Extracted data entries:
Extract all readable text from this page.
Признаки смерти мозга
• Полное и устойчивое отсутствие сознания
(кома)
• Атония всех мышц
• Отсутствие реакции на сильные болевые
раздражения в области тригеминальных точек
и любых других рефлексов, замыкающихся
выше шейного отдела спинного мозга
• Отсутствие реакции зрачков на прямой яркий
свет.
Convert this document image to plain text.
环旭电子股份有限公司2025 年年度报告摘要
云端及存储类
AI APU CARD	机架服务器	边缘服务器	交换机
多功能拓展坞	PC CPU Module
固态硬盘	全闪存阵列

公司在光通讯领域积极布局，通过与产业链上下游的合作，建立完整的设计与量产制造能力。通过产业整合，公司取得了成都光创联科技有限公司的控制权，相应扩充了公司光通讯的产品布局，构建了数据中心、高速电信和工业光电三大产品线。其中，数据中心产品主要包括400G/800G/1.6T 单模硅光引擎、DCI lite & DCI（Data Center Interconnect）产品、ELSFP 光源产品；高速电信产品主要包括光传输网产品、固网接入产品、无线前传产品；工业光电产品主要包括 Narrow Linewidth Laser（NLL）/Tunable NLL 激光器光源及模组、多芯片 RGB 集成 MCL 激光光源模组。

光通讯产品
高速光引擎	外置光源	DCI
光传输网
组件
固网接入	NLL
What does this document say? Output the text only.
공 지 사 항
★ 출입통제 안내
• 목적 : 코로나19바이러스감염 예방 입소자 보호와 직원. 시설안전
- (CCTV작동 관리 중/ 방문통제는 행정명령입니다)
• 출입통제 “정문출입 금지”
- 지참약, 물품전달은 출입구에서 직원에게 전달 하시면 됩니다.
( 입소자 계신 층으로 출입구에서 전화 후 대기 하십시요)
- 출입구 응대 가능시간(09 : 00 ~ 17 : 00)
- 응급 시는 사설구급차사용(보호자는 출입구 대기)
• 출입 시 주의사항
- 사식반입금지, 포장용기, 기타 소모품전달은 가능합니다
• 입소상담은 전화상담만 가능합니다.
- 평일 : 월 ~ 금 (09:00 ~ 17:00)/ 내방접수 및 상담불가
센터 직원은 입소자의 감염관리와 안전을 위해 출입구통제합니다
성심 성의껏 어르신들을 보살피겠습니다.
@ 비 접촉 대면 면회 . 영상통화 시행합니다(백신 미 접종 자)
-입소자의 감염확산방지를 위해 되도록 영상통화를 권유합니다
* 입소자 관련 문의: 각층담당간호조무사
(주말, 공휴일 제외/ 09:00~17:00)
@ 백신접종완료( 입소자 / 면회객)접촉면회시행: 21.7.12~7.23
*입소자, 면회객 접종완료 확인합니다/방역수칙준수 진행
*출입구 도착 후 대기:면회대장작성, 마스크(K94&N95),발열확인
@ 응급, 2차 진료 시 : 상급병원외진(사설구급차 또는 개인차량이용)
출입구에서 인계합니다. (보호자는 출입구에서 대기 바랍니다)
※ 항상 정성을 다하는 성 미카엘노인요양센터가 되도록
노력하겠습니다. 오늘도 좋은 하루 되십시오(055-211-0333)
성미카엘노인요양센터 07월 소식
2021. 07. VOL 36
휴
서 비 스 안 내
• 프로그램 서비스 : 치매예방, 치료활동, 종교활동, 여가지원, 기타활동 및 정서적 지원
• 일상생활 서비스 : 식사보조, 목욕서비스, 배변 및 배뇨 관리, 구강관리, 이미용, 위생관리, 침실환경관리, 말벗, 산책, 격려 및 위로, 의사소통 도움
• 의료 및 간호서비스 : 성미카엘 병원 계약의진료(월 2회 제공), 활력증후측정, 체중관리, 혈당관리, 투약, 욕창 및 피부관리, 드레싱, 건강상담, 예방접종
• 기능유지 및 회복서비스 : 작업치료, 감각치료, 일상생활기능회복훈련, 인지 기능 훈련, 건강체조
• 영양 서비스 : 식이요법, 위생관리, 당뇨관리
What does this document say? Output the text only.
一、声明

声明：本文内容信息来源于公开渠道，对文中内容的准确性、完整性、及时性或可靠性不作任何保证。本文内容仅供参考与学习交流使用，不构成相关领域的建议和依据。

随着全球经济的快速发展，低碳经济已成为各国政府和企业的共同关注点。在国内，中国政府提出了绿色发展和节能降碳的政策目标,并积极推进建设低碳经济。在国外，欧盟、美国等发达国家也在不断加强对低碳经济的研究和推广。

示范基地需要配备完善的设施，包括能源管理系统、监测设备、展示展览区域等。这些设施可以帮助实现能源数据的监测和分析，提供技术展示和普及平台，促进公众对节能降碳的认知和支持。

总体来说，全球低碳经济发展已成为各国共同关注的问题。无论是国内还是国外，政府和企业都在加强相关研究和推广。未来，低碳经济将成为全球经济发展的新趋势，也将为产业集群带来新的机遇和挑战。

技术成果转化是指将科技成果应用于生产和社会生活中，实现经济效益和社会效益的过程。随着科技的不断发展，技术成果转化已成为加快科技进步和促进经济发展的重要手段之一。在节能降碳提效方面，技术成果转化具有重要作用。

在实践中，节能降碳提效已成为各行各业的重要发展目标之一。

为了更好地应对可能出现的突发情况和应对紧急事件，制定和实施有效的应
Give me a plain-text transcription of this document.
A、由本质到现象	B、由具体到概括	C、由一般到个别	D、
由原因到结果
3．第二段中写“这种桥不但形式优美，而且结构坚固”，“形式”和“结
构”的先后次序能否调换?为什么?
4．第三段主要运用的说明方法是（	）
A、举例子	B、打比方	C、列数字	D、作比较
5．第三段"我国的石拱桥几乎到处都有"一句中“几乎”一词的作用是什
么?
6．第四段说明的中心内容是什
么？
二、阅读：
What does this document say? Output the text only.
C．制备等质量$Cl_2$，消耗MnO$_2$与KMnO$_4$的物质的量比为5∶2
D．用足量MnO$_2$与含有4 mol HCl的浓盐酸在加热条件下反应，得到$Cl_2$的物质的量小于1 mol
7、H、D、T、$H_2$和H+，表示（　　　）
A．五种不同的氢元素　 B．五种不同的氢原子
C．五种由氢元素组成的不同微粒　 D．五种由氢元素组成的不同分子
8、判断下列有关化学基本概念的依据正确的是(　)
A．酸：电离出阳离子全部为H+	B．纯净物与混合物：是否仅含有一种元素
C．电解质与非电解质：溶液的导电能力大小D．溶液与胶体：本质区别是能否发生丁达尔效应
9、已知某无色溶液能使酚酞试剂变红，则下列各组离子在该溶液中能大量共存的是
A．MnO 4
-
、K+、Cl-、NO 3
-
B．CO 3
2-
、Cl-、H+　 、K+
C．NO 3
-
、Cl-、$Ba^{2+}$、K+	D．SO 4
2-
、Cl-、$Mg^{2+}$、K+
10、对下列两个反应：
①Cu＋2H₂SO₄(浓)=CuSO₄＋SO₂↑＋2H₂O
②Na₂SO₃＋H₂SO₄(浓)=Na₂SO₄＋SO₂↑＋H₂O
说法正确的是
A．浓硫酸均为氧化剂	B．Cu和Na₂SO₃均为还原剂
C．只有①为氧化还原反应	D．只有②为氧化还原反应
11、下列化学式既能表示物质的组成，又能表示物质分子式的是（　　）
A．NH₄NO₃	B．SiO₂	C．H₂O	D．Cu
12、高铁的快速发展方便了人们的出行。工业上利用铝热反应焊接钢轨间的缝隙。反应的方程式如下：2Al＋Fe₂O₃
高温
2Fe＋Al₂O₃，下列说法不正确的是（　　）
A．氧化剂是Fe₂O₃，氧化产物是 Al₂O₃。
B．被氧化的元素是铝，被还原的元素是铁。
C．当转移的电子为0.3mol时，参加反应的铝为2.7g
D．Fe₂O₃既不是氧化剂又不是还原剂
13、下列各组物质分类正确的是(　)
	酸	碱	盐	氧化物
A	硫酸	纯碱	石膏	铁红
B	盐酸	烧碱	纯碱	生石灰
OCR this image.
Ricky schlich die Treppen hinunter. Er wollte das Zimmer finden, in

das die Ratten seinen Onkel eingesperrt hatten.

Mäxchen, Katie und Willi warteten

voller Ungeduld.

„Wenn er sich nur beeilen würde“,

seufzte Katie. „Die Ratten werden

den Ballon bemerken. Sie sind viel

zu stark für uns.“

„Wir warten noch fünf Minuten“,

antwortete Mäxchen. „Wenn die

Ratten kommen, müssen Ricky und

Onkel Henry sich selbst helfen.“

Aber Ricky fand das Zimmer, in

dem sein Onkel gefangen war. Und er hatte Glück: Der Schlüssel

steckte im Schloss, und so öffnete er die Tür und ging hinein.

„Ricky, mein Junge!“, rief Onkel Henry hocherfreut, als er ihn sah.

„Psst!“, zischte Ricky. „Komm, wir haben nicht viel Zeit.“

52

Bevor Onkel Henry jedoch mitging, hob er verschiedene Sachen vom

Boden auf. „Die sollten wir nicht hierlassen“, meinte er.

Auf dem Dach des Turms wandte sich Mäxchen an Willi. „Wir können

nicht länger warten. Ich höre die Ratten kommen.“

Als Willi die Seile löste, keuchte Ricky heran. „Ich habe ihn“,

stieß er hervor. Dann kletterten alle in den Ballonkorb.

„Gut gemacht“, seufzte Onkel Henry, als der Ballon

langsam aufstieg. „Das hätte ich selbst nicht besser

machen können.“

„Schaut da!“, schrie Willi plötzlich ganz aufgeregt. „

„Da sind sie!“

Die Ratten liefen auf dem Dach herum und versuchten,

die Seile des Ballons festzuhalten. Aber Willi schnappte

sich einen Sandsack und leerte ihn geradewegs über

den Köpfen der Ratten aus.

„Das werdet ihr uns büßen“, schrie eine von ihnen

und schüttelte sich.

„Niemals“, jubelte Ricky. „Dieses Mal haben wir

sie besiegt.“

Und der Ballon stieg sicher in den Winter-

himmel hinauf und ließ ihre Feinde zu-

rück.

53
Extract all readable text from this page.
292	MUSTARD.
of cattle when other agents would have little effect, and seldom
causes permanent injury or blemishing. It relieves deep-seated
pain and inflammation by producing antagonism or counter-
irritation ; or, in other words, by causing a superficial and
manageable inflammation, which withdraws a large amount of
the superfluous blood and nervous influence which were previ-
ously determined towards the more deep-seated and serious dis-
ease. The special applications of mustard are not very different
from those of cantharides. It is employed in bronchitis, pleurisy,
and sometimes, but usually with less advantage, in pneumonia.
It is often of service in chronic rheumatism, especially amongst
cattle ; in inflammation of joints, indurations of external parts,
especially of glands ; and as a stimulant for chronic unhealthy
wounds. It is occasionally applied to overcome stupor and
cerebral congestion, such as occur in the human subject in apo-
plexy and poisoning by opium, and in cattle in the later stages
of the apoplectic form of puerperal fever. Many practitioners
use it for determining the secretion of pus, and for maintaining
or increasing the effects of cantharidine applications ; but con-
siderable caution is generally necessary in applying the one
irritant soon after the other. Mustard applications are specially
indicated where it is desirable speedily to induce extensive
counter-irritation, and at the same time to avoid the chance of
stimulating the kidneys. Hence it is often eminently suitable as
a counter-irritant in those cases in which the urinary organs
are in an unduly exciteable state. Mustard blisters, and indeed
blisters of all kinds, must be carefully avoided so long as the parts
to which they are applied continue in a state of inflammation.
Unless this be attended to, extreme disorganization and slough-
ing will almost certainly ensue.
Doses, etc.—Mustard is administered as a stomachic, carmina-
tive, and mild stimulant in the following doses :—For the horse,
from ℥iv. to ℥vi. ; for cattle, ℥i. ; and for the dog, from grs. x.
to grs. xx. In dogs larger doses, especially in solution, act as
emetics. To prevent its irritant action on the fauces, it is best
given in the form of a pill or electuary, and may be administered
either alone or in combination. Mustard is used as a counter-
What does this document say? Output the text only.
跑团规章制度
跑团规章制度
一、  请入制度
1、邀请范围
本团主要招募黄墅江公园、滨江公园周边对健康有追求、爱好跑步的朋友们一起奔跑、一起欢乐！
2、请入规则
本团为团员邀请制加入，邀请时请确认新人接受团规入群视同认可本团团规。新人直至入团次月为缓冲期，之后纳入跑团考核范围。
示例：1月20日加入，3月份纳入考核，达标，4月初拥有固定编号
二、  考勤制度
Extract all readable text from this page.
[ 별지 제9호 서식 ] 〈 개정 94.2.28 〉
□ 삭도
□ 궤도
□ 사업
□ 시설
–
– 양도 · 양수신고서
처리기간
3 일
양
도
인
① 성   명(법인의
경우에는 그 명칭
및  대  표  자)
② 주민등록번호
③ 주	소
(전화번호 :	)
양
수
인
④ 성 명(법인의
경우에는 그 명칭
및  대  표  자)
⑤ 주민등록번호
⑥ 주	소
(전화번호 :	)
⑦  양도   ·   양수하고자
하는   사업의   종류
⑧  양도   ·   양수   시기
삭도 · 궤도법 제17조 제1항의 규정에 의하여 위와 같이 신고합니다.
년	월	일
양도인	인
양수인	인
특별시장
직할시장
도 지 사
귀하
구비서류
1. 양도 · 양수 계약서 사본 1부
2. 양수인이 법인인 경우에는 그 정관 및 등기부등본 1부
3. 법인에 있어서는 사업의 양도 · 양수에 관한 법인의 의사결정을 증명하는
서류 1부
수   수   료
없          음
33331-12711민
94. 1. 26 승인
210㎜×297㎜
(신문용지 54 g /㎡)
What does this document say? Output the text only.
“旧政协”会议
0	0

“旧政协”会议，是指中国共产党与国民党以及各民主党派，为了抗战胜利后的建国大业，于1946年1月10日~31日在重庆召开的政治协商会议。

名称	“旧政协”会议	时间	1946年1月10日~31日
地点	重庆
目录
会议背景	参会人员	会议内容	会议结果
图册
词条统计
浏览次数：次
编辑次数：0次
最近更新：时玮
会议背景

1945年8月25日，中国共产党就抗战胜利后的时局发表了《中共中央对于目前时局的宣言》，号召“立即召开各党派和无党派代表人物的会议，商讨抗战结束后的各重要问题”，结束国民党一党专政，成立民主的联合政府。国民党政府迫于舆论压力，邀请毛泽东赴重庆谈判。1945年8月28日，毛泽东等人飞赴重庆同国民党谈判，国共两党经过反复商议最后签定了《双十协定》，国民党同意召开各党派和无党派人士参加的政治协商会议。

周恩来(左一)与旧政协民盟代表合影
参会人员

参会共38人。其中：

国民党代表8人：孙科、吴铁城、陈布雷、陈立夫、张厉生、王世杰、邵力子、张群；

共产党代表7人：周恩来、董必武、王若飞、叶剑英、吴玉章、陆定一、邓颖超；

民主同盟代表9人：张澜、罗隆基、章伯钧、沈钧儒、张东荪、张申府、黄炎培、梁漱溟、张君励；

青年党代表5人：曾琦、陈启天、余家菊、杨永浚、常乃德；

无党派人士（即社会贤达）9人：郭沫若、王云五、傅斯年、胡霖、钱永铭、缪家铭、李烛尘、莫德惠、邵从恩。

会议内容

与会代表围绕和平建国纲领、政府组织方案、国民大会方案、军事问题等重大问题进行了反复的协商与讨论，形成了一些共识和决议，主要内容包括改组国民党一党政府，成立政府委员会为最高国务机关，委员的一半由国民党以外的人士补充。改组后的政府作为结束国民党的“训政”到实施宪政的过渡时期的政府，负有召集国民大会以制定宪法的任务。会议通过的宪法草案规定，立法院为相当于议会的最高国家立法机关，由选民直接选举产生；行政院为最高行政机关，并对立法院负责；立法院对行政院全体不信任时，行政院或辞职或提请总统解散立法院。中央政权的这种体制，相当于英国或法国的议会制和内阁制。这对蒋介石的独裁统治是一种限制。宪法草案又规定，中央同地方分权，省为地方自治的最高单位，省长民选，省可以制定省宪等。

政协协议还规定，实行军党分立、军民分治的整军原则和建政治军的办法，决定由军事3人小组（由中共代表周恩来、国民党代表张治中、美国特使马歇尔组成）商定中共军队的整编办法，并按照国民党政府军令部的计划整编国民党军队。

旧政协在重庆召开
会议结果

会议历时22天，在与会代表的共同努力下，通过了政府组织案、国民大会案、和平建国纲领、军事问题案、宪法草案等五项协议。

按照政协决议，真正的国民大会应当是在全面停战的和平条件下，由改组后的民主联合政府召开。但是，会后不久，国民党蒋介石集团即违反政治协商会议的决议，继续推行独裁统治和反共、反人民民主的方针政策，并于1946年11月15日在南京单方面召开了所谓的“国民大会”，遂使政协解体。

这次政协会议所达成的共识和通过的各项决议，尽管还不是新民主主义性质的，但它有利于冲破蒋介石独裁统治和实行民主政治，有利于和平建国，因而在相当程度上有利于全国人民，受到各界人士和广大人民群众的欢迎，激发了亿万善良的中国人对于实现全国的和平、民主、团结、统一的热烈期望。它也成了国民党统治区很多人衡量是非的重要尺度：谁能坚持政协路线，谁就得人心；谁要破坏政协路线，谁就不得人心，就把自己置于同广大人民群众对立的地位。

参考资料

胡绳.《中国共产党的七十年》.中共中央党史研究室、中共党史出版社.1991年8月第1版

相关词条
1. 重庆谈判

• [To be done] Find all lines with "위생관리" in them and copy each one.

• [Solution below]
• 일상생활 서비스 : 식사보조, 목욕서비스, 배변 및 배뇨 관리, 구강관리, 이미용, 위생관리, 침실환경관리, 말벗, 산책, 격려 및 위로, 의사소통 도움
• 영양 서비스 : 식이요법, 위생관리, 당뇨관리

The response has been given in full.